■ Materials provided:
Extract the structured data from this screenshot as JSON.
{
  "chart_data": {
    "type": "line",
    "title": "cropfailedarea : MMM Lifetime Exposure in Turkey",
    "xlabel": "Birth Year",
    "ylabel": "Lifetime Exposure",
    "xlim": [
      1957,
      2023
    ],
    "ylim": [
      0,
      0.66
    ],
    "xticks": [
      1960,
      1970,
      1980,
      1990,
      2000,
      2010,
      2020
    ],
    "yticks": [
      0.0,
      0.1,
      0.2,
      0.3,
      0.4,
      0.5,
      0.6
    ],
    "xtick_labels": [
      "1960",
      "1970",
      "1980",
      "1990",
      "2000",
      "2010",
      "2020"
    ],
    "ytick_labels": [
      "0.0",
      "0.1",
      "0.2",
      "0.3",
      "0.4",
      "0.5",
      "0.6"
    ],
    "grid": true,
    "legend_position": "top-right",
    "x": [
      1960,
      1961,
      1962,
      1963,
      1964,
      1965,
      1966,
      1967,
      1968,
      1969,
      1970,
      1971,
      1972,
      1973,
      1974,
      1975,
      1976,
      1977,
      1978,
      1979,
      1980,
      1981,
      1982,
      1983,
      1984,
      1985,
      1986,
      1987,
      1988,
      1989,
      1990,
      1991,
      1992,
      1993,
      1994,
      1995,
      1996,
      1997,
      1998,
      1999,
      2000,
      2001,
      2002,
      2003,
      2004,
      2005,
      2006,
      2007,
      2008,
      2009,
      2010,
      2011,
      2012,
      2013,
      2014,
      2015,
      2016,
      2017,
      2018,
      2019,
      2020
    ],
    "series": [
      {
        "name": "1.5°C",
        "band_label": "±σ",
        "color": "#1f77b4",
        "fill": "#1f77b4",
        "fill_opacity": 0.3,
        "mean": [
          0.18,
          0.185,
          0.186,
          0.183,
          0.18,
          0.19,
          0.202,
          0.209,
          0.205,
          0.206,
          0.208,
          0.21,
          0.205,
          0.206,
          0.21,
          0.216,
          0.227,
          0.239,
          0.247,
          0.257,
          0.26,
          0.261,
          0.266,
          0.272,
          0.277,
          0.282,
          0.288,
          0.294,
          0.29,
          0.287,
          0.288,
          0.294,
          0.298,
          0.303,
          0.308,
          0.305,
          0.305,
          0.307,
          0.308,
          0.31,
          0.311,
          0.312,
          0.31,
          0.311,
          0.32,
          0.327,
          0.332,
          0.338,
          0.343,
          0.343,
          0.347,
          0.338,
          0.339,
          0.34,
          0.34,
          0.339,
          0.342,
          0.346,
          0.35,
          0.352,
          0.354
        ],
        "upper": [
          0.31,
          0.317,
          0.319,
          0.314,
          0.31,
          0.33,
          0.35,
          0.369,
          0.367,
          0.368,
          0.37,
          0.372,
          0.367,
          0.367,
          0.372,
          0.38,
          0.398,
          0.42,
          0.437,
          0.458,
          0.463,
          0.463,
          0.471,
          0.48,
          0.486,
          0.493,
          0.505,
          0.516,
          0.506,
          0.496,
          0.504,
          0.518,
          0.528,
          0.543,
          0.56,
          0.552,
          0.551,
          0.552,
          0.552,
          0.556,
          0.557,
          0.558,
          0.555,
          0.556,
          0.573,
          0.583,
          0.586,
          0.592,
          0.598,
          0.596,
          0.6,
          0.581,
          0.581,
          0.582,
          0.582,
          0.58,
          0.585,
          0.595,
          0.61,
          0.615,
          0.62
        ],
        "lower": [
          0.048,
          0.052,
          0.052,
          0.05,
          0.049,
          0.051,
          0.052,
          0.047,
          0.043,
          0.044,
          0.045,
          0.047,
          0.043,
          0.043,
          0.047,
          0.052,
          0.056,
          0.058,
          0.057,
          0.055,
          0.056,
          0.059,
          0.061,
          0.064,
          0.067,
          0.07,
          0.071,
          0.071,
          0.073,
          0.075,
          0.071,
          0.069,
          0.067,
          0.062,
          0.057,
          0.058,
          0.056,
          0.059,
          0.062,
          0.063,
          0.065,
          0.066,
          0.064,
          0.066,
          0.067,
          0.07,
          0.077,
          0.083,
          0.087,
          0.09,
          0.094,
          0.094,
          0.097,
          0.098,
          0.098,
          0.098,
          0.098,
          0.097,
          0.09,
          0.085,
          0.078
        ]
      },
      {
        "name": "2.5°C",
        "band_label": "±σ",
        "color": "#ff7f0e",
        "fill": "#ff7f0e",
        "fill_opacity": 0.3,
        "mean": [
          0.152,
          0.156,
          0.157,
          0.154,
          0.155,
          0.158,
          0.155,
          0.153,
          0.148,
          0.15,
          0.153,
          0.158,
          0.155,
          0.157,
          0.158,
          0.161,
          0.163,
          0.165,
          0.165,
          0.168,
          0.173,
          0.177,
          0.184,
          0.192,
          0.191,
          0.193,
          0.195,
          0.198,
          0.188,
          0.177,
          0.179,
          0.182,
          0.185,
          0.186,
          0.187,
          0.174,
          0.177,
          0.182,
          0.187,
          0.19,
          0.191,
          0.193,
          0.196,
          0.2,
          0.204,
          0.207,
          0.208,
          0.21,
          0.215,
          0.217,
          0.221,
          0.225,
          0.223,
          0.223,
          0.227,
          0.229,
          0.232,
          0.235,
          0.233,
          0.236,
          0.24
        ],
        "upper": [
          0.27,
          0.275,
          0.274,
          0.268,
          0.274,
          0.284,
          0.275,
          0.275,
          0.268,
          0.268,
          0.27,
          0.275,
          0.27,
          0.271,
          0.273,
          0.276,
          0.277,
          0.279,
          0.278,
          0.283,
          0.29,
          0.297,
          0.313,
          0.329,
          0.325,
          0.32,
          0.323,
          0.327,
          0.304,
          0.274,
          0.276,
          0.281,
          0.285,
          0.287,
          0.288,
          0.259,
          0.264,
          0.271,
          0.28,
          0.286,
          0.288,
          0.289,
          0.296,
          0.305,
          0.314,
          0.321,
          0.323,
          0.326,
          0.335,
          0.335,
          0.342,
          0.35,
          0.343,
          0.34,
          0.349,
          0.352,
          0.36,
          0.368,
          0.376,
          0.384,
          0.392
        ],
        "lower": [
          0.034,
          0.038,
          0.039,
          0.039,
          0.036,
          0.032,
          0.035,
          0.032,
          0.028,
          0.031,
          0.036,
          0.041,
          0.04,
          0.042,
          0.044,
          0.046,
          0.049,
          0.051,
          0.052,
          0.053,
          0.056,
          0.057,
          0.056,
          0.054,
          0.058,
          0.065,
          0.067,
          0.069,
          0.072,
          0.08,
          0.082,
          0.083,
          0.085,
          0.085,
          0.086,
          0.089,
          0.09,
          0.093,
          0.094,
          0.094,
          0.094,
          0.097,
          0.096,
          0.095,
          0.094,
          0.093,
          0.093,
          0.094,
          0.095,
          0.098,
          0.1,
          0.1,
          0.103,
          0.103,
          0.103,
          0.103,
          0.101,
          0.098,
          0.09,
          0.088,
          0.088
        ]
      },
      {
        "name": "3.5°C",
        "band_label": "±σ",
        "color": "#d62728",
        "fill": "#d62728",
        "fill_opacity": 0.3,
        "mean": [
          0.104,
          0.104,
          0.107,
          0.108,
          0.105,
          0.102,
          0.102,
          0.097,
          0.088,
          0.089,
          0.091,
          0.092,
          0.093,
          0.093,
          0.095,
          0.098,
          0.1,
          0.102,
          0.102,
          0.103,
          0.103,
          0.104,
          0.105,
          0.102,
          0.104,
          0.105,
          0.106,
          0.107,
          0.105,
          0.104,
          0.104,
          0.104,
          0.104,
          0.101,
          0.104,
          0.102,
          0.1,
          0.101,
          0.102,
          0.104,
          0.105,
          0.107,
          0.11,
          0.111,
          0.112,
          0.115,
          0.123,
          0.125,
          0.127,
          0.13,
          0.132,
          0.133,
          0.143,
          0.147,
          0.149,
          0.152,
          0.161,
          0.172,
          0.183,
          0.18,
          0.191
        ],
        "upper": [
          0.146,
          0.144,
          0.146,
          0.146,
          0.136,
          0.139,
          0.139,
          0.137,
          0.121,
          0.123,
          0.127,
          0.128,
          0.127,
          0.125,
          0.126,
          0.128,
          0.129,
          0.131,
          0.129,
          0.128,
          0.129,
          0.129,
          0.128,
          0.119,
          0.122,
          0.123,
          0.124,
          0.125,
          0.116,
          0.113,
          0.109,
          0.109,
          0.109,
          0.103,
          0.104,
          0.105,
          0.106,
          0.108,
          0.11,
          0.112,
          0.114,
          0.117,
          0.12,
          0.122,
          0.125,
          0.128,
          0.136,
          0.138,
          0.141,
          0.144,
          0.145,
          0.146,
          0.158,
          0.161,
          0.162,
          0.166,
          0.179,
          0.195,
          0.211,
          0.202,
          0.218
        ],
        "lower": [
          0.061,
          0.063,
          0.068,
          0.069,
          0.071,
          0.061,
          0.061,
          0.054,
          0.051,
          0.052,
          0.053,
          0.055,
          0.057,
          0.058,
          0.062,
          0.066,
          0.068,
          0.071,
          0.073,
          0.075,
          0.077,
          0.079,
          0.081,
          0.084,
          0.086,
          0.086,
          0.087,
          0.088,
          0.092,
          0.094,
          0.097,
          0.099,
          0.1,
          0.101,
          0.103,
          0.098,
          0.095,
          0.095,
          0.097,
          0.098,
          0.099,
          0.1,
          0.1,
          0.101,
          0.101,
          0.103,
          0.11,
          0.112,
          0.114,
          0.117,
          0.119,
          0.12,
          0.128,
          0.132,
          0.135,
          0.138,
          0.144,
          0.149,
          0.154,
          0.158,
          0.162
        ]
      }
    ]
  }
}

■ Task requirements: Show each line of the data that contains the string "color".

■ Answer in full:
        "color": "#1f77b4",
        "color": "#ff7f0e",
        "color": "#d62728",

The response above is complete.